:: Available data ::

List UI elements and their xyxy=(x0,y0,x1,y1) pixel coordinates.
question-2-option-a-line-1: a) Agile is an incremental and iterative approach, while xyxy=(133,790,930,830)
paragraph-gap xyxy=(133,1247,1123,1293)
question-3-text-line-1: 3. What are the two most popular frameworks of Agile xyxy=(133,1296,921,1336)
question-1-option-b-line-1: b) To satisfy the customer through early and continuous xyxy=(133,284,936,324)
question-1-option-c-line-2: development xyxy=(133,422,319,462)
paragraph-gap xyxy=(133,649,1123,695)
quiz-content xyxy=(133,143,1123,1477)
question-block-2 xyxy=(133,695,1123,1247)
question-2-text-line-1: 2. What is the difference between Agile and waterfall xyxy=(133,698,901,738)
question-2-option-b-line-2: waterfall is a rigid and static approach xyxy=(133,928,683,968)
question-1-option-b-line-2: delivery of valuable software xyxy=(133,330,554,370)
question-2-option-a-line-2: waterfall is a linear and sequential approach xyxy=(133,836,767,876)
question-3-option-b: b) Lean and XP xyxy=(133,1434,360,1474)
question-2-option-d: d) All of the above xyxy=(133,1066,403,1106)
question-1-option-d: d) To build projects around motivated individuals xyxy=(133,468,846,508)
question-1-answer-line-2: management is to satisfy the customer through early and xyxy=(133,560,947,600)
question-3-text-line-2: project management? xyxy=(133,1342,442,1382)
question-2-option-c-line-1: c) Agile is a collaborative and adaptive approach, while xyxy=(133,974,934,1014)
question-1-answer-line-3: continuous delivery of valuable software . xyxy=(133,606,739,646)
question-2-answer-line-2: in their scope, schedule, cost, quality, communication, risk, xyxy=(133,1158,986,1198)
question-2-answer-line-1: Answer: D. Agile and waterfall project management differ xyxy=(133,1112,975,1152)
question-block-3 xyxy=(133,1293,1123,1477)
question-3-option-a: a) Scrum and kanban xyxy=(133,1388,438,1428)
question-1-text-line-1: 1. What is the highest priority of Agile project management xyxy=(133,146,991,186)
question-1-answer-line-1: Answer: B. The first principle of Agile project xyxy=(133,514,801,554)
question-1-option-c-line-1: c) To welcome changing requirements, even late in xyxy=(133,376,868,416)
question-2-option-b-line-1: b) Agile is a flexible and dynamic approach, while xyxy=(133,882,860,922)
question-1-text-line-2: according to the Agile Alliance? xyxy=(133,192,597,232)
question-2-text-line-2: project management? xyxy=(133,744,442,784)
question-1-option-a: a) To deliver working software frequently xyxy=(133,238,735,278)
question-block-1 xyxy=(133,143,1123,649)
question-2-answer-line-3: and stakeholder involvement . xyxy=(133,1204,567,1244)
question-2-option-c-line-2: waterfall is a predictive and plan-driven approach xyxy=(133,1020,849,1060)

:::

• _Task to carry out_: Convert every line of the items above into a JSON list of strings, one string per line, leaving out any blank lines.

• _Result_:
[
  "List UI elements and their xyxy=(x0,y0,x1,y1) pixel coordinates.",
  "question-2-option-a-line-1: a) Agile is an incremental and iterative approach, while xyxy=(133,790,930,830)",
  "paragraph-gap xyxy=(133,1247,1123,1293)",
  "question-3-text-line-1: 3. What are the two most popular frameworks of Agile xyxy=(133,1296,921,1336)",
  "question-1-option-b-line-1: b) To satisfy the customer through early and continuous xyxy=(133,284,936,324)",
  "question-1-option-c-line-2: development xyxy=(133,422,319,462)",
  "paragraph-gap xyxy=(133,649,1123,695)",
  "quiz-content xyxy=(133,143,1123,1477)",
  "question-block-2 xyxy=(133,695,1123,1247)",
  "question-2-text-line-1: 2. What is the difference between Agile and waterfall xyxy=(133,698,901,738)",
  "question-2-option-b-line-2: waterfall is a rigid and static approach xyxy=(133,928,683,968)",
  "question-1-option-b-line-2: delivery of valuable software xyxy=(133,330,554,370)",
  "question-2-option-a-line-2: waterfall is a linear and sequential approach xyxy=(133,836,767,876)",
  "question-3-option-b: b) Lean and XP xyxy=(133,1434,360,1474)",
  "question-2-option-d: d) All of the above xyxy=(133,1066,403,1106)",
  "question-1-option-d: d) To build projects around motivated individuals xyxy=(133,468,846,508)",
  "question-1-answer-line-2: management is to satisfy the customer through early and xyxy=(133,560,947,600)",
  "question-3-text-line-2: project management? xyxy=(133,1342,442,1382)",
  "question-2-option-c-line-1: c) Agile is a collaborative and adaptive approach, while xyxy=(133,974,934,1014)",
  "question-1-answer-line-3: continuous delivery of valuable software . xyxy=(133,606,739,646)",
  "question-2-answer-line-2: in their scope, schedule, cost, quality, communication, risk, xyxy=(133,1158,986,1198)",
  "question-2-answer-line-1: Answer: D. Agile and waterfall project management differ xyxy=(133,1112,975,1152)",
  "question-block-3 xyxy=(133,1293,1123,1477)",
  "question-3-option-a: a) Scrum and kanban xyxy=(133,1388,438,1428)",
  "question-1-text-line-1: 1. What is the highest priority of Agile project management xyxy=(133,146,991,186)",
  "question-1-answer-line-1: Answer: B. The first principle of Agile project xyxy=(133,514,801,554)",
  "question-1-option-c-line-1: c) To welcome changing requirements, even late in xyxy=(133,376,868,416)",
  "question-2-option-b-line-1: b) Agile is a flexible and dynamic approach, while xyxy=(133,882,860,922)",
  "question-1-text-line-2: according to the Agile Alliance? xyxy=(133,192,597,232)",
  "question-2-text-line-2: project management? xyxy=(133,744,442,784)",
  "question-1-option-a: a) To deliver working software frequently xyxy=(133,238,735,278)",
  "question-block-1 xyxy=(133,143,1123,649)",
  "question-2-answer-line-3: and stakeholder involvement . xyxy=(133,1204,567,1244)",
  "question-2-option-c-line-2: waterfall is a predictive and plan-driven approach xyxy=(133,1020,849,1060)"
]